» **WHAT IS ASKED**:
Write the records below out again exactly as given, with no images.

Dataset items:
※ ※ ※

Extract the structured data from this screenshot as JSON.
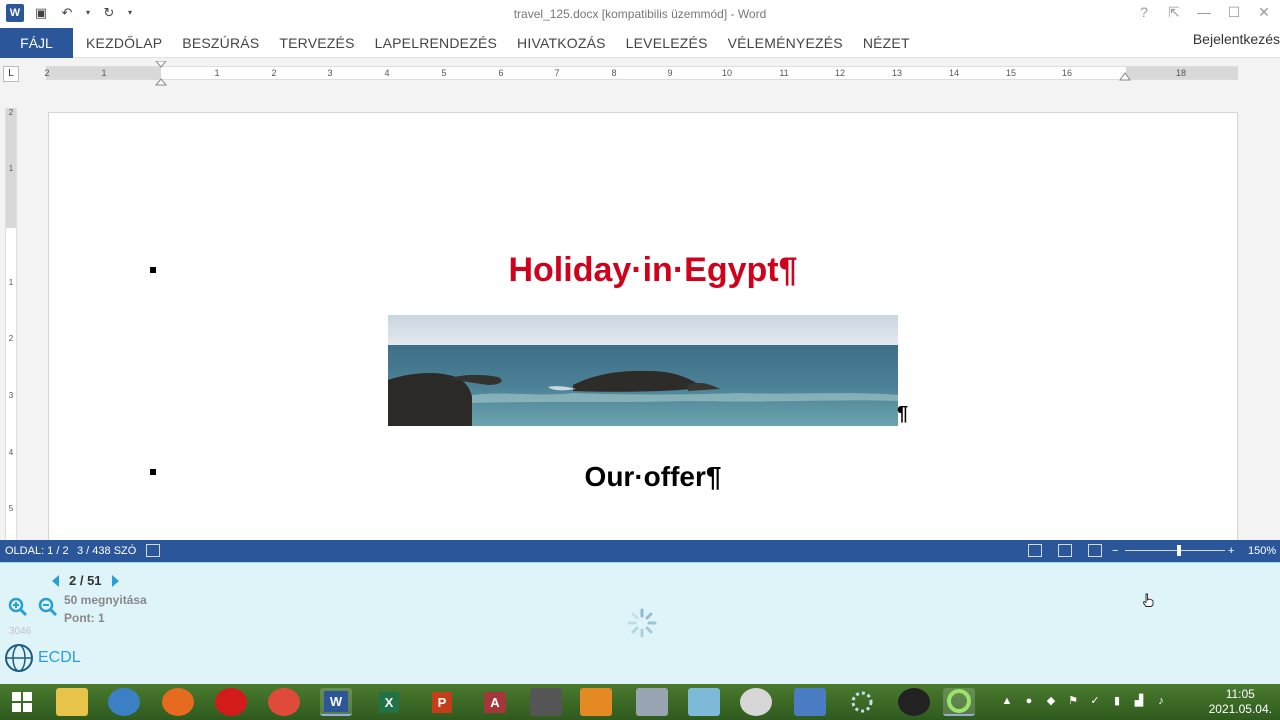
{
  "window": {
    "title": "travel_125.docx [kompatibilis üzemmód] - Word",
    "signin": "Bejelentkezés",
    "help": "?"
  },
  "ribbon": {
    "file_tab": "FÁJL",
    "tabs": [
      "KEZDŐLAP",
      "BESZÚRÁS",
      "TERVEZÉS",
      "LAPELRENDEZÉS",
      "HIVATKOZÁS",
      "LEVELEZÉS",
      "VÉLEMÉNYEZÉS",
      "NÉZET"
    ]
  },
  "ruler": {
    "corner": "L",
    "numbers": [
      "2",
      "1",
      "1",
      "2",
      "3",
      "4",
      "5",
      "6",
      "7",
      "8",
      "9",
      "10",
      "11",
      "12",
      "13",
      "14",
      "15",
      "16",
      "18"
    ],
    "vnumbers": [
      "2",
      "1",
      "1",
      "2",
      "3",
      "4",
      "5"
    ]
  },
  "document": {
    "heading": "Holiday·in·Egypt¶",
    "image_pilcrow": "¶",
    "subheading": "Our·offer¶"
  },
  "status": {
    "page": "OLDAL: 1 / 2",
    "words": "3 / 438 SZÓ",
    "zoom": "150%",
    "zoom_minus": "−",
    "zoom_plus": "+"
  },
  "panel": {
    "counter": "2 / 51",
    "opens": "50 megnyitása",
    "points": "Pont: 1",
    "faint_number": "3046",
    "brand": "ECDL"
  },
  "taskbar": {
    "time": "11:05",
    "date": "2021.05.04."
  },
  "colors": {
    "word_blue": "#2b579a",
    "heading_red": "#d0021b",
    "panel_bg": "#dff4f9",
    "accent": "#2a9fd6"
  }
}
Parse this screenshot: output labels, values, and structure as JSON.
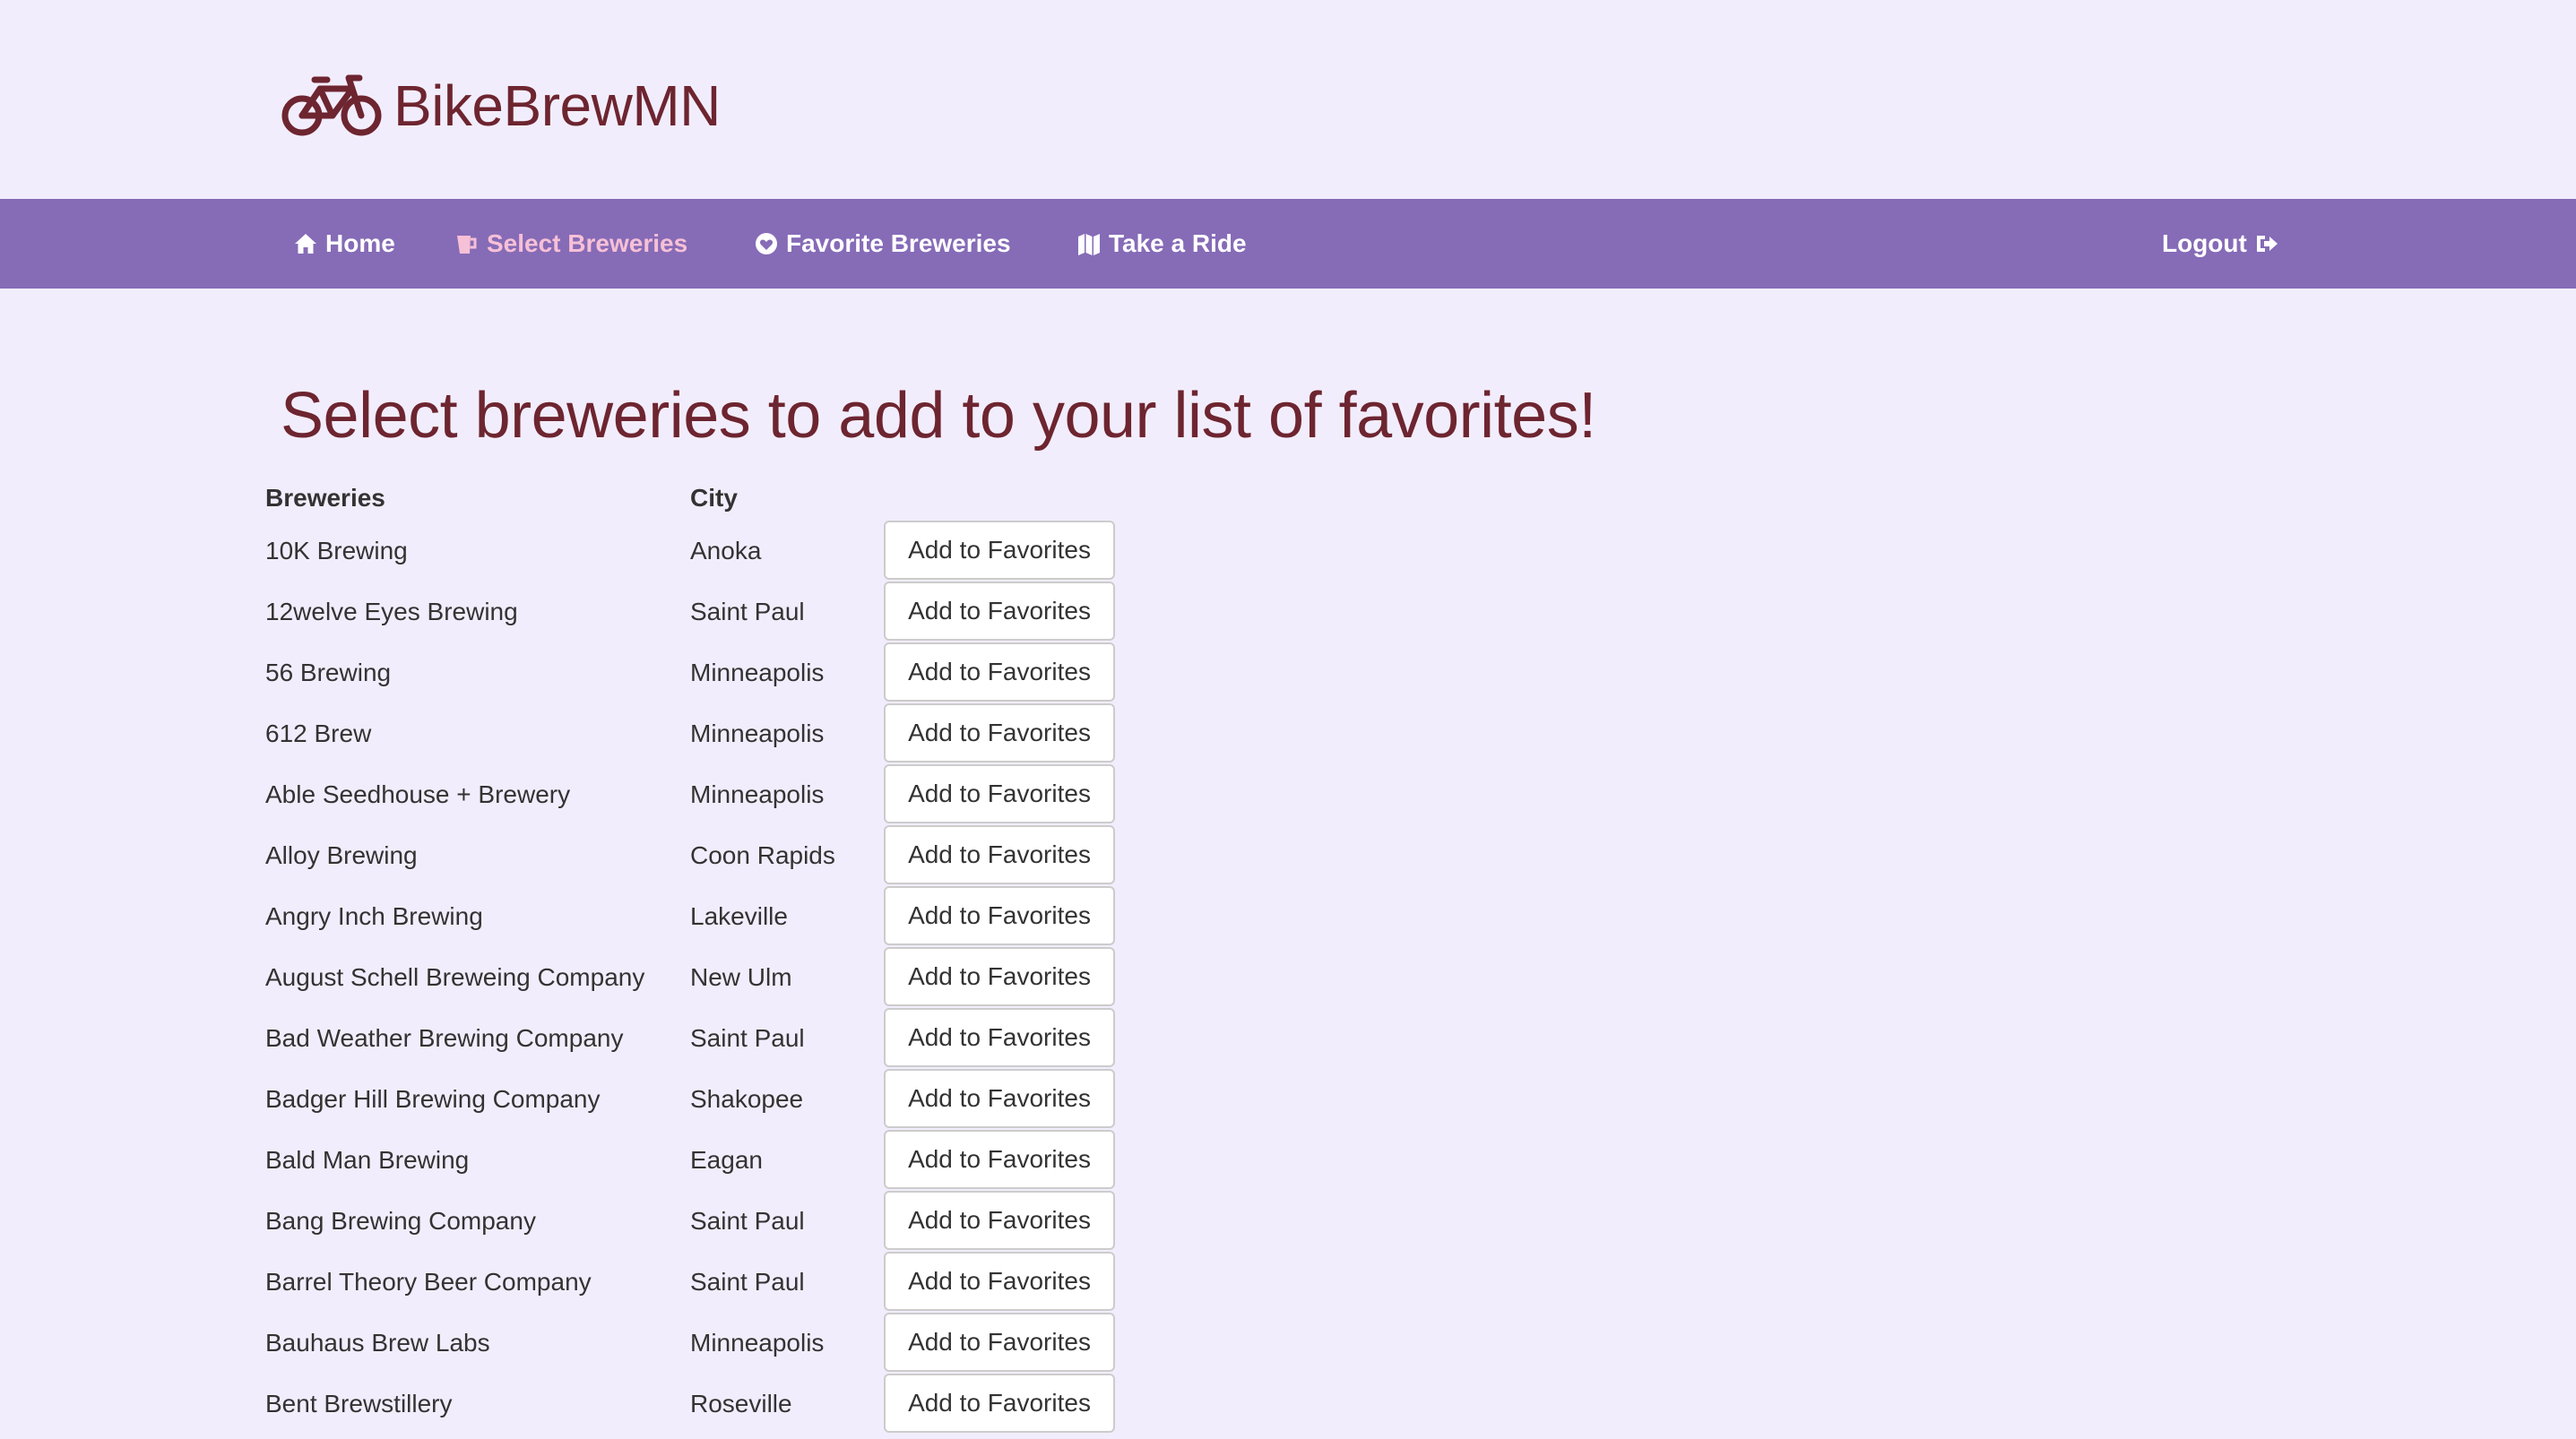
{
  "brand": {
    "name": "BikeBrewMN",
    "logo_icon": "bicycle-icon",
    "color": "#6d2530"
  },
  "nav": {
    "background": "#866bb7",
    "items": [
      {
        "label": "Home",
        "icon": "home-icon"
      },
      {
        "label": "Select Breweries",
        "icon": "beer-icon",
        "active": true
      },
      {
        "label": "Favorite Breweries",
        "icon": "heart-icon"
      },
      {
        "label": "Take a Ride",
        "icon": "map-icon"
      }
    ],
    "logout": {
      "label": "Logout",
      "icon": "sign-out-icon"
    }
  },
  "page": {
    "title": "Select breweries to add to your list of favorites!"
  },
  "table": {
    "headers": {
      "name": "Breweries",
      "city": "City"
    },
    "button_label": "Add to Favorites",
    "rows": [
      {
        "name": "10K Brewing",
        "city": "Anoka"
      },
      {
        "name": "12welve Eyes Brewing",
        "city": "Saint Paul"
      },
      {
        "name": "56 Brewing",
        "city": "Minneapolis"
      },
      {
        "name": "612 Brew",
        "city": "Minneapolis"
      },
      {
        "name": "Able Seedhouse + Brewery",
        "city": "Minneapolis"
      },
      {
        "name": "Alloy Brewing",
        "city": "Coon Rapids"
      },
      {
        "name": "Angry Inch Brewing",
        "city": "Lakeville"
      },
      {
        "name": "August Schell Breweing Company",
        "city": "New Ulm"
      },
      {
        "name": "Bad Weather Brewing Company",
        "city": "Saint Paul"
      },
      {
        "name": "Badger Hill Brewing Company",
        "city": "Shakopee"
      },
      {
        "name": "Bald Man Brewing",
        "city": "Eagan"
      },
      {
        "name": "Bang Brewing Company",
        "city": "Saint Paul"
      },
      {
        "name": "Barrel Theory Beer Company",
        "city": "Saint Paul"
      },
      {
        "name": "Bauhaus Brew Labs",
        "city": "Minneapolis"
      },
      {
        "name": "Bent Brewstillery",
        "city": "Roseville"
      }
    ]
  }
}
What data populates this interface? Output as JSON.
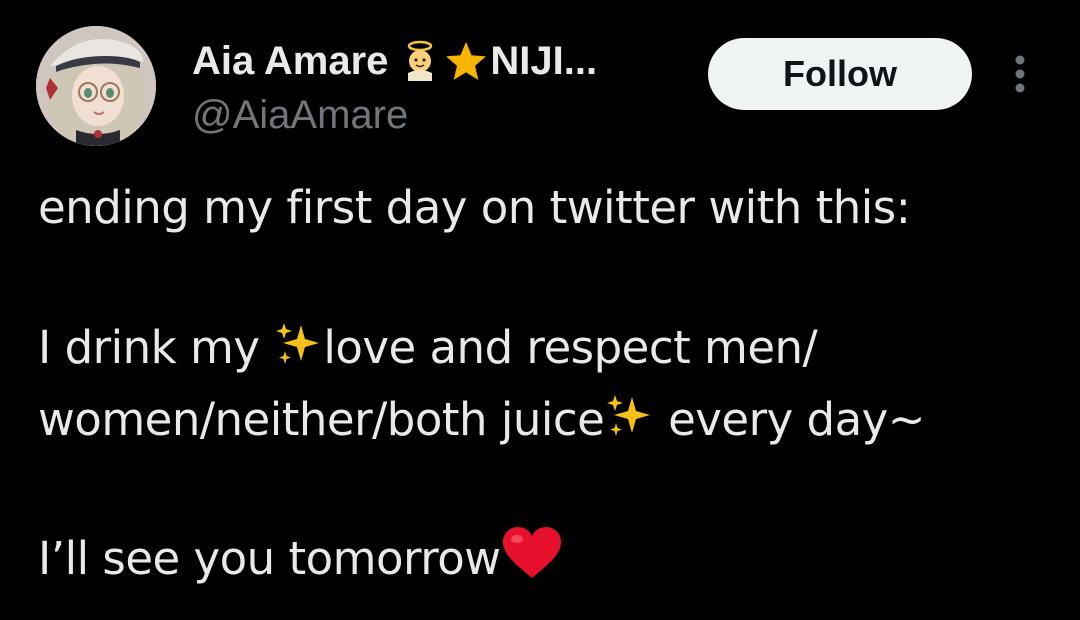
{
  "author": {
    "display_name": "Aia Amare",
    "name_emoji_1": "angel-baby-emoji",
    "name_emoji_2": "star-emoji",
    "name_suffix": "NIJI...",
    "handle": "@AiaAmare"
  },
  "actions": {
    "follow_label": "Follow",
    "more_icon": "more-vertical-icon"
  },
  "tweet": {
    "line1": "ending my first day on twitter with this:",
    "line2_pre": "I drink my ",
    "line2_emoji": "sparkles-emoji",
    "line2_post": "love and respect men/",
    "line3_pre": "women/neither/both juice",
    "line3_emoji": "sparkles-emoji",
    "line3_post": " every day~",
    "line4_pre": "I’ll see you tomorrow",
    "line4_emoji": "red-heart-emoji"
  },
  "colors": {
    "background": "#000000",
    "text_primary": "#e7e9ea",
    "text_secondary": "#71767b",
    "follow_bg": "#eff3f4",
    "follow_text": "#0f1419"
  }
}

※ ※ ※

» **EXERCISE RESPONSE**:
Extract the structured data from this screenshot as JSON.
{
  "window": {
    "title": "travel_125.docx [kompatibilis üzemmód] - Word",
    "signin": "Bejelentkezés",
    "help": "?"
  },
  "ribbon": {
    "file_tab": "FÁJL",
    "tabs": [
      "KEZDŐLAP",
      "BESZÚRÁS",
      "TERVEZÉS",
      "LAPELRENDEZÉS",
      "HIVATKOZÁS",
      "LEVELEZÉS",
      "VÉLEMÉNYEZÉS",
      "NÉZET"
    ]
  },
  "ruler": {
    "corner": "L",
    "numbers": [
      "2",
      "1",
      "1",
      "2",
      "3",
      "4",
      "5",
      "6",
      "7",
      "8",
      "9",
      "10",
      "11",
      "12",
      "13",
      "14",
      "15",
      "16",
      "18"
    ],
    "vnumbers": [
      "2",
      "1",
      "1",
      "2",
      "3",
      "4",
      "5"
    ]
  },
  "document": {
    "heading": "Holiday·in·Egypt¶",
    "image_pilcrow": "¶",
    "subheading": "Our·offer¶"
  },
  "status": {
    "page": "OLDAL: 1 / 2",
    "words": "3 / 438 SZÓ",
    "zoom": "150%",
    "zoom_minus": "−",
    "zoom_plus": "+"
  },
  "panel": {
    "counter": "2 / 51",
    "opens": "50 megnyitása",
    "points": "Pont: 1",
    "faint_number": "3046",
    "brand": "ECDL"
  },
  "taskbar": {
    "time": "11:05",
    "date": "2021.05.04."
  },
  "colors": {
    "word_blue": "#2b579a",
    "heading_red": "#d0021b",
    "panel_bg": "#dff4f9",
    "accent": "#2a9fd6"
  }
}
Parse this screenshot: output labels, values, and structure as JSON.
{
  "brand": {
    "name": "BikeBrewMN",
    "logo_icon": "bicycle-icon",
    "color": "#6d2530"
  },
  "nav": {
    "background": "#866bb7",
    "items": [
      {
        "label": "Home",
        "icon": "home-icon"
      },
      {
        "label": "Select Breweries",
        "icon": "beer-icon",
        "active": true
      },
      {
        "label": "Favorite Breweries",
        "icon": "heart-icon"
      },
      {
        "label": "Take a Ride",
        "icon": "map-icon"
      }
    ],
    "logout": {
      "label": "Logout",
      "icon": "sign-out-icon"
    }
  },
  "page": {
    "title": "Select breweries to add to your list of favorites!"
  },
  "table": {
    "headers": {
      "name": "Breweries",
      "city": "City"
    },
    "button_label": "Add to Favorites",
    "rows": [
      {
        "name": "10K Brewing",
        "city": "Anoka"
      },
      {
        "name": "12welve Eyes Brewing",
        "city": "Saint Paul"
      },
      {
        "name": "56 Brewing",
        "city": "Minneapolis"
      },
      {
        "name": "612 Brew",
        "city": "Minneapolis"
      },
      {
        "name": "Able Seedhouse + Brewery",
        "city": "Minneapolis"
      },
      {
        "name": "Alloy Brewing",
        "city": "Coon Rapids"
      },
      {
        "name": "Angry Inch Brewing",
        "city": "Lakeville"
      },
      {
        "name": "August Schell Breweing Company",
        "city": "New Ulm"
      },
      {
        "name": "Bad Weather Brewing Company",
        "city": "Saint Paul"
      },
      {
        "name": "Badger Hill Brewing Company",
        "city": "Shakopee"
      },
      {
        "name": "Bald Man Brewing",
        "city": "Eagan"
      },
      {
        "name": "Bang Brewing Company",
        "city": "Saint Paul"
      },
      {
        "name": "Barrel Theory Beer Company",
        "city": "Saint Paul"
      },
      {
        "name": "Bauhaus Brew Labs",
        "city": "Minneapolis"
      },
      {
        "name": "Bent Brewstillery",
        "city": "Roseville"
      }
    ]
  }
}
What data populates this interface? Output as JSON.
{
  "author": {
    "display_name": "Aia Amare",
    "name_emoji_1": "angel-baby-emoji",
    "name_emoji_2": "star-emoji",
    "name_suffix": "NIJI...",
    "handle": "@AiaAmare"
  },
  "actions": {
    "follow_label": "Follow",
    "more_icon": "more-vertical-icon"
  },
  "tweet": {
    "line1": "ending my first day on twitter with this:",
    "line2_pre": "I drink my ",
    "line2_emoji": "sparkles-emoji",
    "line2_post": "love and respect men/",
    "line3_pre": "women/neither/both juice",
    "line3_emoji": "sparkles-emoji",
    "line3_post": " every day~",
    "line4_pre": "I’ll see you tomorrow",
    "line4_emoji": "red-heart-emoji"
  },
  "colors": {
    "background": "#000000",
    "text_primary": "#e7e9ea",
    "text_secondary": "#71767b",
    "follow_bg": "#eff3f4",
    "follow_text": "#0f1419"
  }
}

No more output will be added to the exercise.